His position on the meaning of Job is a little too pastoral (maybe coming from an understandable over-simplification), as if he forgets his own advice and defends God at the cost of losing the raw meaning of the book (earlier in the book he encourages Christians to cry and mourn when they suffer since the Psalmists did it, and since God knows we are human). The raw meaning of Job is that there aren’t any answers, to be sure; but the book ends with a resounding, pregnant silence that is waiting to be filled. Carson ends his book with the same pregnant silence, as if to say we too can’t have the answers that Job sought of God—when in reality we can--at least more than Job could. God gave us His special revelation in order to fill that gap, and He Himself came in Jesus Christ and revealed to us an incredible amount such that our questions of "why" can— and should!—be answered in big, God-glorifying ways. I certainly agree that there are tons and tons of questions that are unknowable about God (eg. Deut 29:29), however, I am merely appealing for a fuller understanding and appreciation of the role Christ played in illuminating the mind of God to us, and the role the Bible plays in that process. This, to me, was a lapse in an intellectual, philosophical way, and he may not have meant to get into that with his projected audience. But to me, it would have been more than worth the effort.

Another example is here: “But perhaps it is better to put the matter the other way round: the God who put Job through this wringer is also the God of whom it is said that, with respect to his own people, “he will not let [them] be tempted beyond what [they] can bear. But when [they] are tempted, he will also provide a way out so that [they] can endure it” (1 Cor. 10:13). God could not trust me with as much suffering as Job endured; I could not take it. But we must not think that there was any doubt in God’s mind as to whether he would win his wager with Satan over Job!” (156).

I personally struggle with his interpretation of 1 Corinthians 10:13, and his quasi-humility about his ability to persevere through suffering. No one thinks they can persevere when they are broken, reduced to a mumbling ball of spit and urine, thrown about by hormones, cortisol, and neurological breakdowns. No human is capable of that. If Joni Earekson Tada has done anything with her ministry, I think she would hope that she has dispelled the belief that those people who suffer were spiritual giants to begin with, as if God only hammers those people who have broad shoulders. That’s a joke. There is no hierarchy of capability when it comes to suffering. The Corinthian passage is meant to point to the power of God coursing through the individual, the power of God that can’t defeat itself. The logic is that if God lives in you, and God is the outside one, sovereign over trials, then obviously, God will win in and through you as you persevere. That doesn’t mean that you as an individual have that power, as if you were a spiritual giant; it just means that God is just going to get you through it. If we take Carson’s account seriously, and his application of Corinthians seriously, then I think people could be led astray into that same error: namely, that we must persevere by our strength, that some Christians are better sufferers than others, and that if D. A. Carson of all people is unable, then surely I am too!

☆ ☆ ☆ ☆ ☆

[ACTIVITY]
Decide whether each statement below agrees with the review of Carson's book above. Answer yes or no for each, and quote the words from the review that settle it.
(a) The reviewer says Carson's book closes with the same pregnant silence as the book of Job.
(b) The reviewer believes some Christians are better at suffering than others.
(c) In the quoted passage, Carson says he could bear as much suffering as Job endured.

☆ ☆ ☆ ☆ ☆

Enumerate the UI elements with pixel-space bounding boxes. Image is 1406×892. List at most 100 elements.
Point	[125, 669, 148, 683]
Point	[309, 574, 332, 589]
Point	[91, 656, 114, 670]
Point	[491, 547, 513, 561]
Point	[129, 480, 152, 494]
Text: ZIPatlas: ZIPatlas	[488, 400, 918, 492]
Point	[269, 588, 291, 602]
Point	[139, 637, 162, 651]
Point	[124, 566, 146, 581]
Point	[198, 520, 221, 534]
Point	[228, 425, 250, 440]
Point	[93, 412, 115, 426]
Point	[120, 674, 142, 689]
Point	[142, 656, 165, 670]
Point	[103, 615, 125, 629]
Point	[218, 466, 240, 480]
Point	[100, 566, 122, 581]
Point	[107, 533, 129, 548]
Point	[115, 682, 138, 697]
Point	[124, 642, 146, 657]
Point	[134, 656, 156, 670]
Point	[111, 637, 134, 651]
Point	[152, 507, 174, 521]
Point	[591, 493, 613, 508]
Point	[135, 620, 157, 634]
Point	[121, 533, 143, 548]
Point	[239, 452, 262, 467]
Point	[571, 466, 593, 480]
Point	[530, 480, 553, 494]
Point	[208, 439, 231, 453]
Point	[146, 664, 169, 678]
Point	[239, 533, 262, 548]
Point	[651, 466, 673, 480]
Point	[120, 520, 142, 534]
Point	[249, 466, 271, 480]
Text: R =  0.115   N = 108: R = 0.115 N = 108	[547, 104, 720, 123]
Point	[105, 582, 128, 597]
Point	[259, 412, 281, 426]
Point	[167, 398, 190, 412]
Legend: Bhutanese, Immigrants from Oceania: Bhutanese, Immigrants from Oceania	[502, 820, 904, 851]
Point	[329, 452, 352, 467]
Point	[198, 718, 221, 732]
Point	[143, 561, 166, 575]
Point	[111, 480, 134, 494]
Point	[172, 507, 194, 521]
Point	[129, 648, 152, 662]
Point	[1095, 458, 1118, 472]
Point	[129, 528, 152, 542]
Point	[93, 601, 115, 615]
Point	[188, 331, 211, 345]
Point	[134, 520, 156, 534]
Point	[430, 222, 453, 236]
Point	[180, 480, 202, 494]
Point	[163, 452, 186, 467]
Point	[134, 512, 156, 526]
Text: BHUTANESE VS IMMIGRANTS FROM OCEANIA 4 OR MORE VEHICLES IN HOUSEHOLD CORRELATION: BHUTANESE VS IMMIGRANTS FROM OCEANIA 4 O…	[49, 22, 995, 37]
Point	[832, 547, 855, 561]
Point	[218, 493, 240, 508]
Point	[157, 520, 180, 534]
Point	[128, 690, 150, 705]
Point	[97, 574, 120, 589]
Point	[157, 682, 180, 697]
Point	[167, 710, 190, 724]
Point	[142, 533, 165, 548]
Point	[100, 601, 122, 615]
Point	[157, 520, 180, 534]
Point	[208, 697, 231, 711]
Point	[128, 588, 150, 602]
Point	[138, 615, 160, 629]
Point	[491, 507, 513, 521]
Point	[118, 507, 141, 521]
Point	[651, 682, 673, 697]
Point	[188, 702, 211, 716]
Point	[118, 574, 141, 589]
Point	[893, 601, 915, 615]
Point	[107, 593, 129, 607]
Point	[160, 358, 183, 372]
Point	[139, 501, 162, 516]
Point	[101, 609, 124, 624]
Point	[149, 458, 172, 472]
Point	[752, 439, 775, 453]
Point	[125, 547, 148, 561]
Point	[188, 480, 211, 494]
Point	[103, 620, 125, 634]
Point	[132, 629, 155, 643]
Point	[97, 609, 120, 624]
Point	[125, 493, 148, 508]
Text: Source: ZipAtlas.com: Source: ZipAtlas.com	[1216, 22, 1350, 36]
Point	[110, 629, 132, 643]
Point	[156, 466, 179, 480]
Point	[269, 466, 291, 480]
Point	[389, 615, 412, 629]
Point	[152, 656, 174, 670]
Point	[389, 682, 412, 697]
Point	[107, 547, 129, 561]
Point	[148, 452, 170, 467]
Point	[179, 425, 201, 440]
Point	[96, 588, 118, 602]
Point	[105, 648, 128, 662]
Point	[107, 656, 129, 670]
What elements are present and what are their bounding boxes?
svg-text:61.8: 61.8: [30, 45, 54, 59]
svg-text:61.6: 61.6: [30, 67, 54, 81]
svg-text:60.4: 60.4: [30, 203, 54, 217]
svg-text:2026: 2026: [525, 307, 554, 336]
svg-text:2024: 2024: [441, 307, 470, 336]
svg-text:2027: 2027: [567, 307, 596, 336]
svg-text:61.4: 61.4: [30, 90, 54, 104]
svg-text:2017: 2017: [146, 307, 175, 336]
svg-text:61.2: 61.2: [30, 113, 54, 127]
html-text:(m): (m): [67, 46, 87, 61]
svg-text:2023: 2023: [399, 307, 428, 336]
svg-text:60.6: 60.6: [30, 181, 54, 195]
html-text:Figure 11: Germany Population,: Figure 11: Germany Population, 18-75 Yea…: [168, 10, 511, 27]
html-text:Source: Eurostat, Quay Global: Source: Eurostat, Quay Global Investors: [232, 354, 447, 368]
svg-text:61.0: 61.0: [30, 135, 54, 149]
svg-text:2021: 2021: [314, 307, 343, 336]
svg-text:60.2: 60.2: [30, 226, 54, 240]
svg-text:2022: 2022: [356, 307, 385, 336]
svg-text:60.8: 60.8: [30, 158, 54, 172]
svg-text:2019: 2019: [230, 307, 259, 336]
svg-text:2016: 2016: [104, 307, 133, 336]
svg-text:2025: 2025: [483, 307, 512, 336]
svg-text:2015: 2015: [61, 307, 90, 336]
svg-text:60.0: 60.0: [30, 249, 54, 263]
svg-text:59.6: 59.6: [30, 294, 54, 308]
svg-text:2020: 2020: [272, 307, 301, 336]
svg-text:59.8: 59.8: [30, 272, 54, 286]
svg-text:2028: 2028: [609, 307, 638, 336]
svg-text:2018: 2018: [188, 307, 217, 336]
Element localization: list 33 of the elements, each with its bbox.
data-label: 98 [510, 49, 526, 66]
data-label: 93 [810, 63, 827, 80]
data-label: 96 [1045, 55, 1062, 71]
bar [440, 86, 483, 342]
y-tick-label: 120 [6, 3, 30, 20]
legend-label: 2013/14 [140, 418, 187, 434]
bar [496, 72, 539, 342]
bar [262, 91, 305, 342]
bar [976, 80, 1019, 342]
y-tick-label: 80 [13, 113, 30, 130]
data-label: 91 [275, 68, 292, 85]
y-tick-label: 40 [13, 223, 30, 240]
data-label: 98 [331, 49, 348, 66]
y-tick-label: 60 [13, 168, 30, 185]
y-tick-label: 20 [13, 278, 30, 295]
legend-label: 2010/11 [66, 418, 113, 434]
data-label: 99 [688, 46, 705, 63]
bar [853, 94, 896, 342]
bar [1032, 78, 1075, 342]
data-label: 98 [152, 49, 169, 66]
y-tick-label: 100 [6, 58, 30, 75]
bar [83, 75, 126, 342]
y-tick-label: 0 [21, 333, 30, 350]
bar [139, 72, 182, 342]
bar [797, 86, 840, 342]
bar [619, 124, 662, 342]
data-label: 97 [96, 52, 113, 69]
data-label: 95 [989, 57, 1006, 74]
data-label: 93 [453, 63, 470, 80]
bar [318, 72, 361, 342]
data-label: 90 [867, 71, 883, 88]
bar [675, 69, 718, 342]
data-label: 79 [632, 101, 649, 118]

☆ ☆ ☆ ☆ ☆

[COMPLETED TASK]
(a) Yes: "Carson ends his book with the same pregnant silence"
(b) No: "There is no hierarchy of capability when it comes to suffering."
(c) No: "God could not trust me with as much suffering as Job endured; I could not take it."